Pick every line from the data that holds the word "September".

▸ DATASET ENTRIES
=======

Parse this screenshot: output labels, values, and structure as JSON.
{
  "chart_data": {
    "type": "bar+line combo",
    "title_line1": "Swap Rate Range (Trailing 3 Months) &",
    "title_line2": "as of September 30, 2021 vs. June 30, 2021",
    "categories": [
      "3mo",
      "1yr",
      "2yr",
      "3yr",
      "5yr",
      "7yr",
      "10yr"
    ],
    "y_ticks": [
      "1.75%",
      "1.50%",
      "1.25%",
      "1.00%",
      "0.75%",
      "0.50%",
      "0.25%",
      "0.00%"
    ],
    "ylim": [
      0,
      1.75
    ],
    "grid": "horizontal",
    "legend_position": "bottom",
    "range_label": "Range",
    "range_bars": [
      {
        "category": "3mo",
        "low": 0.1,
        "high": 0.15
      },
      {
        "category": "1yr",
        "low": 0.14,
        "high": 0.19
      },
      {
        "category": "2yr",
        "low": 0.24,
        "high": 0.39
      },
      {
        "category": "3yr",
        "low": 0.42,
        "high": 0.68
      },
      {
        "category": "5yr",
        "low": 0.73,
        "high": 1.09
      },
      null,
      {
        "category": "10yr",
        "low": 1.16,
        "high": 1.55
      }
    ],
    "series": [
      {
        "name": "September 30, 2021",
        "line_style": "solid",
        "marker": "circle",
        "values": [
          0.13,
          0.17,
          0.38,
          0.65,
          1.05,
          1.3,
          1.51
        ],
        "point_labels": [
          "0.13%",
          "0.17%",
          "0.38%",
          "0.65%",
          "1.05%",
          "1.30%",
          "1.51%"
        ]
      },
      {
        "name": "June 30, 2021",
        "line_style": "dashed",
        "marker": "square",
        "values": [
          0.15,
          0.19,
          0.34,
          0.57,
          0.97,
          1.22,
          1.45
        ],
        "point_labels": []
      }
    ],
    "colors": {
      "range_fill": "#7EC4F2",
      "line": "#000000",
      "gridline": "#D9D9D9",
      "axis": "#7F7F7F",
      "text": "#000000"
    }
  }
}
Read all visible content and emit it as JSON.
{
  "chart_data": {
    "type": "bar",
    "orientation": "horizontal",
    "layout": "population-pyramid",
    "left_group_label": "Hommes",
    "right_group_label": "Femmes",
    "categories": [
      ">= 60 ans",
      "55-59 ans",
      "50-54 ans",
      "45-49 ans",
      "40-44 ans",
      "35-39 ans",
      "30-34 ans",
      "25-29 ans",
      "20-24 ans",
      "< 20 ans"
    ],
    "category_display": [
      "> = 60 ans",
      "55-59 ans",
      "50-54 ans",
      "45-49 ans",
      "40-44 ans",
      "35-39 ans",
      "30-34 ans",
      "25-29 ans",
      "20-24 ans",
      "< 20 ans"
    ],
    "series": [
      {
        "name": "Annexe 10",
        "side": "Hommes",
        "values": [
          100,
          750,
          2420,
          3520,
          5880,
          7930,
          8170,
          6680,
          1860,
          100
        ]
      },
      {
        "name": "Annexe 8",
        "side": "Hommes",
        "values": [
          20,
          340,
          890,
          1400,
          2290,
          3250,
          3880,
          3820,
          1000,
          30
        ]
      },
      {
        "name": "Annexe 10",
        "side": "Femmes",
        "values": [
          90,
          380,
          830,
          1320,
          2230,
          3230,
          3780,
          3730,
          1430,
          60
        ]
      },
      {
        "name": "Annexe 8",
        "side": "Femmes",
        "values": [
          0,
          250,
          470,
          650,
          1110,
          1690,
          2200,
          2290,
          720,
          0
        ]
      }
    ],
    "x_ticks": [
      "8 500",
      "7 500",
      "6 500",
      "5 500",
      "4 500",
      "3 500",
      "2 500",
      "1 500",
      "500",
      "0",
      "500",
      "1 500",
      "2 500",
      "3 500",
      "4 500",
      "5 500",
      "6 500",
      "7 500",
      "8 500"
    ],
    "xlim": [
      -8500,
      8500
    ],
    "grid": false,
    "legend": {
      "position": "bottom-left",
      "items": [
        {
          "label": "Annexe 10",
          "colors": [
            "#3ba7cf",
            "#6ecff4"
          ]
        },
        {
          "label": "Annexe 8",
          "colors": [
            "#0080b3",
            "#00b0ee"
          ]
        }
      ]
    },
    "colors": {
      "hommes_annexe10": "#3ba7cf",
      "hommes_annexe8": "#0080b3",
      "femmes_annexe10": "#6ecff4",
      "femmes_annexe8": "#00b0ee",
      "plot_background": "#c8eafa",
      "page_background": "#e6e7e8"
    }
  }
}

=======

▸ PROBLEM SOLUTION
    "title_line2": "as of September 30, 2021 vs. June 30, 2021",
        "name": "September 30, 2021",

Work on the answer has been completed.